▶ _Your instructions_
Each line containing the word "them" should be found and copied.

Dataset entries
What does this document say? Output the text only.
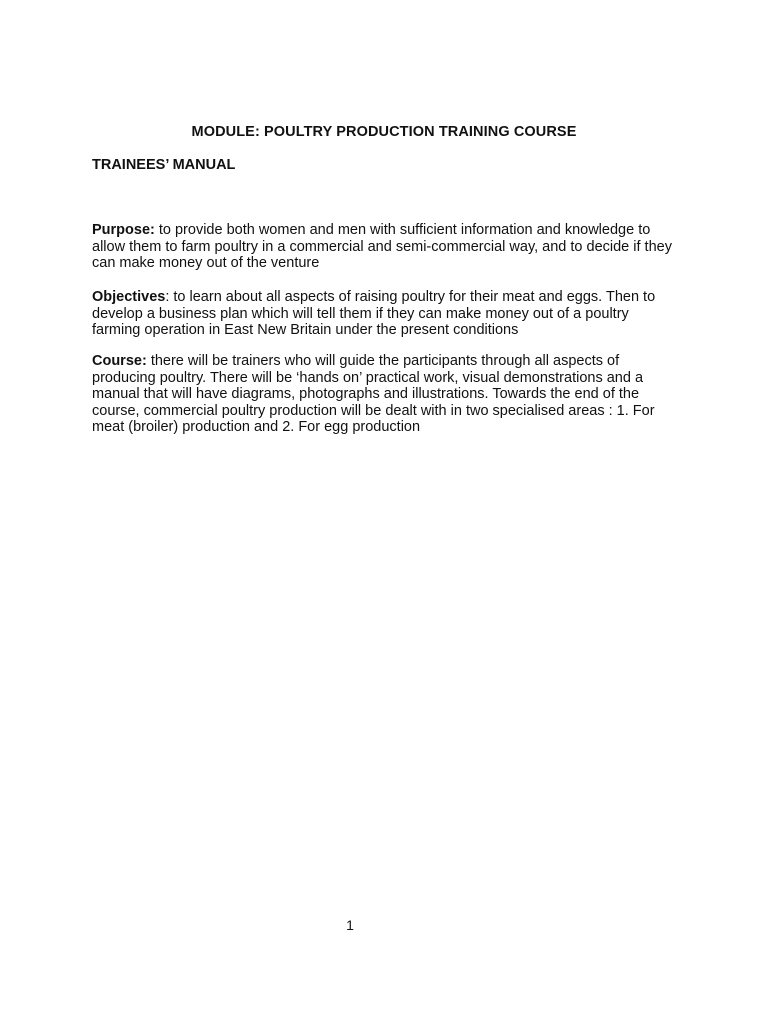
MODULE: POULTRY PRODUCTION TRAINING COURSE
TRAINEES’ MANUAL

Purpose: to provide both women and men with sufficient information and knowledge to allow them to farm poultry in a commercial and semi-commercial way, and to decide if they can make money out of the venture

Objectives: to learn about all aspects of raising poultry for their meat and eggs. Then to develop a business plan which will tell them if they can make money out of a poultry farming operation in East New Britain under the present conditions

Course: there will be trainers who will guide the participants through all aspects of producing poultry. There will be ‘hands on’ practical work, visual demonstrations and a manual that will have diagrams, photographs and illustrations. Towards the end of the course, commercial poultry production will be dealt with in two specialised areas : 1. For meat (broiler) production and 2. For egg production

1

▶ _Written response_
Purpose: to provide both women and men with sufficient information and knowledge to allow them to farm poultry in a commercial and semi-commercial way, and to decide if they can make money out of the venture
Objectives: to learn about all aspects of raising poultry for their meat and eggs. Then to develop a business plan which will tell them if they can make money out of a poultry farming operation in East New Britain under the present conditions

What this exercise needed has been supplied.